Problem description
What follows is a block of records; reproduce all of it verbatim.

Dataset records

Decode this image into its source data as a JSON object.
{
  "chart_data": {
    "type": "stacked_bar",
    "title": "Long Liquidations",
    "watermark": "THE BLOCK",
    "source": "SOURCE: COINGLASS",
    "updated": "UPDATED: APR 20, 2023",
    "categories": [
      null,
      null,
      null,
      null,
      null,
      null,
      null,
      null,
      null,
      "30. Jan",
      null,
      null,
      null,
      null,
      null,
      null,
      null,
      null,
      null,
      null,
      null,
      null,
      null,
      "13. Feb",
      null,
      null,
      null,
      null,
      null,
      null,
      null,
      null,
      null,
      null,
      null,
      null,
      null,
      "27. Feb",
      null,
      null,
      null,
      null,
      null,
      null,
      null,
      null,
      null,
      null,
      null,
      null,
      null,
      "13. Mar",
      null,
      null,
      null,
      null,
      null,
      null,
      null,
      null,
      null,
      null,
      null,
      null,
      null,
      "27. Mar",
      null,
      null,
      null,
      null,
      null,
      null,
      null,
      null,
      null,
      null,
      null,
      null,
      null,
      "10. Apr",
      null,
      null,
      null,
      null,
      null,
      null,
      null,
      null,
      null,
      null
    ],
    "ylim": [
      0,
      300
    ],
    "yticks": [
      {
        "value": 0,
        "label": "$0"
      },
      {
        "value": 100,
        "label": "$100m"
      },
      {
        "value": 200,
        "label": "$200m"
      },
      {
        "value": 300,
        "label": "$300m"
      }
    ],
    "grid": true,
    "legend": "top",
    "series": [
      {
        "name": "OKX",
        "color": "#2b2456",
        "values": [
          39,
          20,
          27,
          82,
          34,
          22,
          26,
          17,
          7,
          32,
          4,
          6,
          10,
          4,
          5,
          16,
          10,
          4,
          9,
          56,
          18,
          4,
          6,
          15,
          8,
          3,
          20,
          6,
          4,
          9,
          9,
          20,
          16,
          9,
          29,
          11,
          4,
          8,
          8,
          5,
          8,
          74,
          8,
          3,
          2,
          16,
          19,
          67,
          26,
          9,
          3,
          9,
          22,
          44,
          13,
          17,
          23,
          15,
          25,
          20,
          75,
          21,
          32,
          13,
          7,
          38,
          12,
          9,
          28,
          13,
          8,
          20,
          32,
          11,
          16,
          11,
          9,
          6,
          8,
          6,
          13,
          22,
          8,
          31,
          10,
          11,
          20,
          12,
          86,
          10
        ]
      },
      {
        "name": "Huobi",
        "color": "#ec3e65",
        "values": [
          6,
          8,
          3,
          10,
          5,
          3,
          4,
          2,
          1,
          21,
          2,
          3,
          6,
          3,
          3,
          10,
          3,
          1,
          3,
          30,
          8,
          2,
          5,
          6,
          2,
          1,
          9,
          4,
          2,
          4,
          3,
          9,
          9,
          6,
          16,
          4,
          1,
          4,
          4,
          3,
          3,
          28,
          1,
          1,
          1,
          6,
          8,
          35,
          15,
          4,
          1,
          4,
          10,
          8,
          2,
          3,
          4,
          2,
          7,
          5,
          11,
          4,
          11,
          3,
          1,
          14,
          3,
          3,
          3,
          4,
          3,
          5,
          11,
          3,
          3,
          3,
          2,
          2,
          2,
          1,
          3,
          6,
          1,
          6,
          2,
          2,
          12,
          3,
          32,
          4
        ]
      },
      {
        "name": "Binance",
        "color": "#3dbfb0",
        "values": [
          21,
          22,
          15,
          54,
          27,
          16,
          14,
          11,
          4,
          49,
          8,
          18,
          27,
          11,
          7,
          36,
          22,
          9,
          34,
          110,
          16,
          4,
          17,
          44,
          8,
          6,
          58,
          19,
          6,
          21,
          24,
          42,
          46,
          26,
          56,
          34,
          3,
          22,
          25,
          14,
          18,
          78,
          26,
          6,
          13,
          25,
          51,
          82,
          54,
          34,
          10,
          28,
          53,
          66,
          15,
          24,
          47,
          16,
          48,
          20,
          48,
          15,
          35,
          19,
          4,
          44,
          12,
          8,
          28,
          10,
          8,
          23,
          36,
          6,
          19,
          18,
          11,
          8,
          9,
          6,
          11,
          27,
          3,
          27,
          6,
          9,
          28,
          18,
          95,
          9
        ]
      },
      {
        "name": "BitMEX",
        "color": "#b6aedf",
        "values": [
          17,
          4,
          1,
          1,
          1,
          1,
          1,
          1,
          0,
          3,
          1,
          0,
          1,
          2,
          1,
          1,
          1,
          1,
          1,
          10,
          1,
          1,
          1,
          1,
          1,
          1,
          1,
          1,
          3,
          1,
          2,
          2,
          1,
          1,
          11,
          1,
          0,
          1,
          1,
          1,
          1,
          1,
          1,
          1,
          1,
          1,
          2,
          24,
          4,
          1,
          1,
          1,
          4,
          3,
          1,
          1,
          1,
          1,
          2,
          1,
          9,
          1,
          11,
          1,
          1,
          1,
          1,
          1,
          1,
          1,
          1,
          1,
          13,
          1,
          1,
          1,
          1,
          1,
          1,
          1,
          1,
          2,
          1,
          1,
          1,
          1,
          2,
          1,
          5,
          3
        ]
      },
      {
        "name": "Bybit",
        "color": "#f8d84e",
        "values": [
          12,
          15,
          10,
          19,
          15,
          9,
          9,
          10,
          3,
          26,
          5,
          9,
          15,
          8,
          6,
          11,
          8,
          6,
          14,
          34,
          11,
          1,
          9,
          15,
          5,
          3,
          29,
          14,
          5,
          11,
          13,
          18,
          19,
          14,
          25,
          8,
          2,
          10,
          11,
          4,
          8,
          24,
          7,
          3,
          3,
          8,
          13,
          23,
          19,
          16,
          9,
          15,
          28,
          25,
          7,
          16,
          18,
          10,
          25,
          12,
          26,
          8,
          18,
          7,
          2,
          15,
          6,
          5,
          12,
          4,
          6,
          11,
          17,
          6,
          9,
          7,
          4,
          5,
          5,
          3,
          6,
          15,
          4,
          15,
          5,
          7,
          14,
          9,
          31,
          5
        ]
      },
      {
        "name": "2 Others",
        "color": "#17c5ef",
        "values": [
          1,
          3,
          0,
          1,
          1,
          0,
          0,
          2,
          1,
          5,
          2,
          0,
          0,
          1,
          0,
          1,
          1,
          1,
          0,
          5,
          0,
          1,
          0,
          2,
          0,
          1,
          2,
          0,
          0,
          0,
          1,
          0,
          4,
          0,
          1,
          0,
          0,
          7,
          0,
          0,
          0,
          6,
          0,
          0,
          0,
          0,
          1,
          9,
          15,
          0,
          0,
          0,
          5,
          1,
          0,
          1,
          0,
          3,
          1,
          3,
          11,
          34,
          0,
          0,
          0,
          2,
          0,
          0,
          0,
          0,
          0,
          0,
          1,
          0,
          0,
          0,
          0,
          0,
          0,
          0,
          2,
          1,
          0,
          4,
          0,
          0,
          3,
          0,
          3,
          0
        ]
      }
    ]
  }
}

Answer for this exercise
Decode this image into its source data as a JSON object.
{
  "chart_data": {
    "type": "stacked_bar",
    "title": "Long Liquidations",
    "watermark": "THE BLOCK",
    "source": "SOURCE: COINGLASS",
    "updated": "UPDATED: APR 20, 2023",
    "categories": [
      null,
      null,
      null,
      null,
      null,
      null,
      null,
      null,
      null,
      "30. Jan",
      null,
      null,
      null,
      null,
      null,
      null,
      null,
      null,
      null,
      null,
      null,
      null,
      null,
      "13. Feb",
      null,
      null,
      null,
      null,
      null,
      null,
      null,
      null,
      null,
      null,
      null,
      null,
      null,
      "27. Feb",
      null,
      null,
      null,
      null,
      null,
      null,
      null,
      null,
      null,
      null,
      null,
      null,
      null,
      "13. Mar",
      null,
      null,
      null,
      null,
      null,
      null,
      null,
      null,
      null,
      null,
      null,
      null,
      null,
      "27. Mar",
      null,
      null,
      null,
      null,
      null,
      null,
      null,
      null,
      null,
      null,
      null,
      null,
      null,
      "10. Apr",
      null,
      null,
      null,
      null,
      null,
      null,
      null,
      null,
      null,
      null
    ],
    "ylim": [
      0,
      300
    ],
    "yticks": [
      {
        "value": 0,
        "label": "$0"
      },
      {
        "value": 100,
        "label": "$100m"
      },
      {
        "value": 200,
        "label": "$200m"
      },
      {
        "value": 300,
        "label": "$300m"
      }
    ],
    "grid": true,
    "legend": "top",
    "series": [
      {
        "name": "OKX",
        "color": "#2b2456",
        "values": [
          39,
          20,
          27,
          82,
          34,
          22,
          26,
          17,
          7,
          32,
          4,
          6,
          10,
          4,
          5,
          16,
          10,
          4,
          9,
          56,
          18,
          4,
          6,
          15,
          8,
          3,
          20,
          6,
          4,
          9,
          9,
          20,
          16,
          9,
          29,
          11,
          4,
          8,
          8,
          5,
          8,
          74,
          8,
          3,
          2,
          16,
          19,
          67,
          26,
          9,
          3,
          9,
          22,
          44,
          13,
          17,
          23,
          15,
          25,
          20,
          75,
          21,
          32,
          13,
          7,
          38,
          12,
          9,
          28,
          13,
          8,
          20,
          32,
          11,
          16,
          11,
          9,
          6,
          8,
          6,
          13,
          22,
          8,
          31,
          10,
          11,
          20,
          12,
          86,
          10
        ]
      },
      {
        "name": "Huobi",
        "color": "#ec3e65",
        "values": [
          6,
          8,
          3,
          10,
          5,
          3,
          4,
          2,
          1,
          21,
          2,
          3,
          6,
          3,
          3,
          10,
          3,
          1,
          3,
          30,
          8,
          2,
          5,
          6,
          2,
          1,
          9,
          4,
          2,
          4,
          3,
          9,
          9,
          6,
          16,
          4,
          1,
          4,
          4,
          3,
          3,
          28,
          1,
          1,
          1,
          6,
          8,
          35,
          15,
          4,
          1,
          4,
          10,
          8,
          2,
          3,
          4,
          2,
          7,
          5,
          11,
          4,
          11,
          3,
          1,
          14,
          3,
          3,
          3,
          4,
          3,
          5,
          11,
          3,
          3,
          3,
          2,
          2,
          2,
          1,
          3,
          6,
          1,
          6,
          2,
          2,
          12,
          3,
          32,
          4
        ]
      },
      {
        "name": "Binance",
        "color": "#3dbfb0",
        "values": [
          21,
          22,
          15,
          54,
          27,
          16,
          14,
          11,
          4,
          49,
          8,
          18,
          27,
          11,
          7,
          36,
          22,
          9,
          34,
          110,
          16,
          4,
          17,
          44,
          8,
          6,
          58,
          19,
          6,
          21,
          24,
          42,
          46,
          26,
          56,
          34,
          3,
          22,
          25,
          14,
          18,
          78,
          26,
          6,
          13,
          25,
          51,
          82,
          54,
          34,
          10,
          28,
          53,
          66,
          15,
          24,
          47,
          16,
          48,
          20,
          48,
          15,
          35,
          19,
          4,
          44,
          12,
          8,
          28,
          10,
          8,
          23,
          36,
          6,
          19,
          18,
          11,
          8,
          9,
          6,
          11,
          27,
          3,
          27,
          6,
          9,
          28,
          18,
          95,
          9
        ]
      },
      {
        "name": "BitMEX",
        "color": "#b6aedf",
        "values": [
          17,
          4,
          1,
          1,
          1,
          1,
          1,
          1,
          0,
          3,
          1,
          0,
          1,
          2,
          1,
          1,
          1,
          1,
          1,
          10,
          1,
          1,
          1,
          1,
          1,
          1,
          1,
          1,
          3,
          1,
          2,
          2,
          1,
          1,
          11,
          1,
          0,
          1,
          1,
          1,
          1,
          1,
          1,
          1,
          1,
          1,
          2,
          24,
          4,
          1,
          1,
          1,
          4,
          3,
          1,
          1,
          1,
          1,
          2,
          1,
          9,
          1,
          11,
          1,
          1,
          1,
          1,
          1,
          1,
          1,
          1,
          1,
          13,
          1,
          1,
          1,
          1,
          1,
          1,
          1,
          1,
          2,
          1,
          1,
          1,
          1,
          2,
          1,
          5,
          3
        ]
      },
      {
        "name": "Bybit",
        "color": "#f8d84e",
        "values": [
          12,
          15,
          10,
          19,
          15,
          9,
          9,
          10,
          3,
          26,
          5,
          9,
          15,
          8,
          6,
          11,
          8,
          6,
          14,
          34,
          11,
          1,
          9,
          15,
          5,
          3,
          29,
          14,
          5,
          11,
          13,
          18,
          19,
          14,
          25,
          8,
          2,
          10,
          11,
          4,
          8,
          24,
          7,
          3,
          3,
          8,
          13,
          23,
          19,
          16,
          9,
          15,
          28,
          25,
          7,
          16,
          18,
          10,
          25,
          12,
          26,
          8,
          18,
          7,
          2,
          15,
          6,
          5,
          12,
          4,
          6,
          11,
          17,
          6,
          9,
          7,
          4,
          5,
          5,
          3,
          6,
          15,
          4,
          15,
          5,
          7,
          14,
          9,
          31,
          5
        ]
      },
      {
        "name": "2 Others",
        "color": "#17c5ef",
        "values": [
          1,
          3,
          0,
          1,
          1,
          0,
          0,
          2,
          1,
          5,
          2,
          0,
          0,
          1,
          0,
          1,
          1,
          1,
          0,
          5,
          0,
          1,
          0,
          2,
          0,
          1,
          2,
          0,
          0,
          0,
          1,
          0,
          4,
          0,
          1,
          0,
          0,
          7,
          0,
          0,
          0,
          6,
          0,
          0,
          0,
          0,
          1,
          9,
          15,
          0,
          0,
          0,
          5,
          1,
          0,
          1,
          0,
          3,
          1,
          3,
          11,
          34,
          0,
          0,
          0,
          2,
          0,
          0,
          0,
          0,
          0,
          0,
          1,
          0,
          0,
          0,
          0,
          0,
          0,
          0,
          2,
          1,
          0,
          4,
          0,
          0,
          3,
          0,
          3,
          0
        ]
      }
    ]
  }
}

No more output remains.